> _The problem_: Every line below that mentions the word "최근에는" should be copied out.

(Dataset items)
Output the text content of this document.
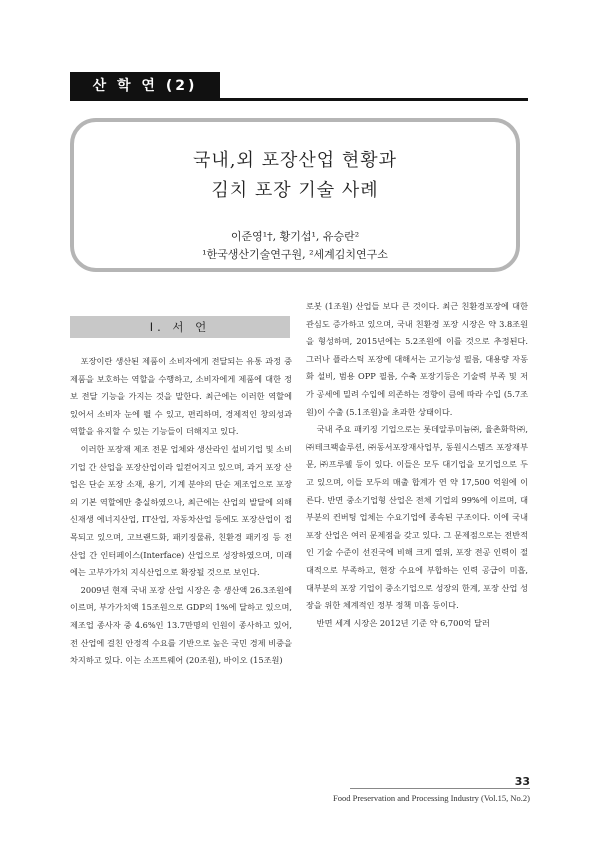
산 학 연 (2)
국내,외 포장산업 현황과
김치 포장 기술 사례
이준영¹†, 황기섭¹, 유승란²
¹한국생산기술연구원, ²세계김치연구소
Ⅰ. 서 언

포장이란 생산된 제품이 소비자에게 전달되는 유통 과정 중 제품을 보호하는 역할을 수행하고, 소비자에게 제품에 대한 정보 전달 기능을 가지는 것을 말한다. 최근에는 이러한 역할에 있어서 소비자 눈에 띌 수 있고, 편리하며, 경제적인 창의성과 역할을 유지할 수 있는 기능들이 더해지고 있다.

이러한 포장재 제조 전문 업체와 생산라인 설비기업 및 소비기업 간 산업을 포장산업이라 일컫어지고 있으며, 과거 포장 산업은 단순 포장 소재, 용기, 기계 분야의 단순 제조업으로 포장의 기본 역할에만 충실하였으나, 최근에는 산업의 발달에 의해 신재생 에너지산업, IT산업, 자동차산업 등에도 포장산업이 접목되고 있으며, 고브랜드화, 패키징물류, 친환경 패키징 등 전 산업 간 인터페이스(Interface) 산업으로 성장하였으며, 미래에는 고부가가치 지식산업으로 확장될 것으로 보인다.

2009년 현재 국내 포장 산업 시장은 총 생산액 26.3조원에 이르며, 부가가치액 15조원으로 GDP의 1%에 달하고 있으며, 제조업 종사자 중 4.6%인 13.7만명의 인원이 종사하고 있어, 전 산업에 걸친 안정적 수요를 기반으로 높은 국민 경제 비중을 차지하고 있다. 이는 소프트웨어 (20조원), 바이오 (15조원)

로봇 (1조원) 산업들 보다 큰 것이다. 최근 친환경포장에 대한 관심도 증가하고 있으며, 국내 친환경 포장 시장은 약 3.8조원을 형성하며, 2015년에는 5.2조원에 이를 것으로 추정된다. 그러나 플라스틱 포장에 대해서는 고기능성 필름, 대용량 자동화 설비, 범용 OPP 필름, 수축 포장기등은 기술력 부족 및 저가 공세에 밀려 수입에 의존하는 경향이 큼에 따라 수입 (5.7조원)이 수출 (5.1조원)을 초과한 상태이다.

국내 주요 패키징 기업으로는 롯데알루미늄㈜, 율촌화학㈜, ㈜테크팩솔루션, ㈜동서포장재사업부, 동원시스템즈 포장재부문, ㈜프루웰 등이 있다. 이들은 모두 대기업을 모기업으로 두고 있으며, 이들 모두의 매출 합계가 연 약 17,500 억원에 이른다. 반면 중소기업형 산업은 전체 기업의 99%에 이르며, 대부분의 컨버팅 업체는 수요기업에 종속된 구조이다. 이에 국내 포장 산업은 여러 문제점을 갖고 있다. 그 문제점으로는 전반적인 기술 수준이 선진국에 비해 크게 열위, 포장 전공 인력이 절대적으로 부족하고, 현장 수요에 부합하는 인력 공급이 미흡, 대부분의 포장 기업이 중소기업으로 성장의 한계, 포장 산업 성장을 위한 체계적인 정부 정책 미흡 등이다.

반면 세계 시장은 2012년 기준 약 6,700억 달러

33
Food Preservation and Processing Industry (Vol.15, No.2)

> _Result of the exercise_:
포장이란 생산된 제품이 소비자에게 전달되는 유통 과정 중 제품을 보호하는 역할을 수행하고, 소비자에게 제품에 대한 정보 전달 기능을 가지는 것을 말한다. 최근에는 이러한 역할에 있어서 소비자 눈에 띌 수 있고, 편리하며, 경제적인 창의성과 역할을 유지할 수 있는 기능들이 더해지고 있다.
이러한 포장재 제조 전문 업체와 생산라인 설비기업 및 소비기업 간 산업을 포장산업이라 일컫어지고 있으며, 과거 포장 산업은 단순 포장 소재, 용기, 기계 분야의 단순 제조업으로 포장의 기본 역할에만 충실하였으나, 최근에는 산업의 발달에 의해 신재생 에너지산업, IT산업, 자동차산업 등에도 포장산업이 접목되고 있으며, 고브랜드화, 패키징물류, 친환경 패키징 등 전 산업 간 인터페이스(Interface) 산업으로 성장하였으며, 미래에는 고부가가치 지식산업으로 확장될 것으로 보인다.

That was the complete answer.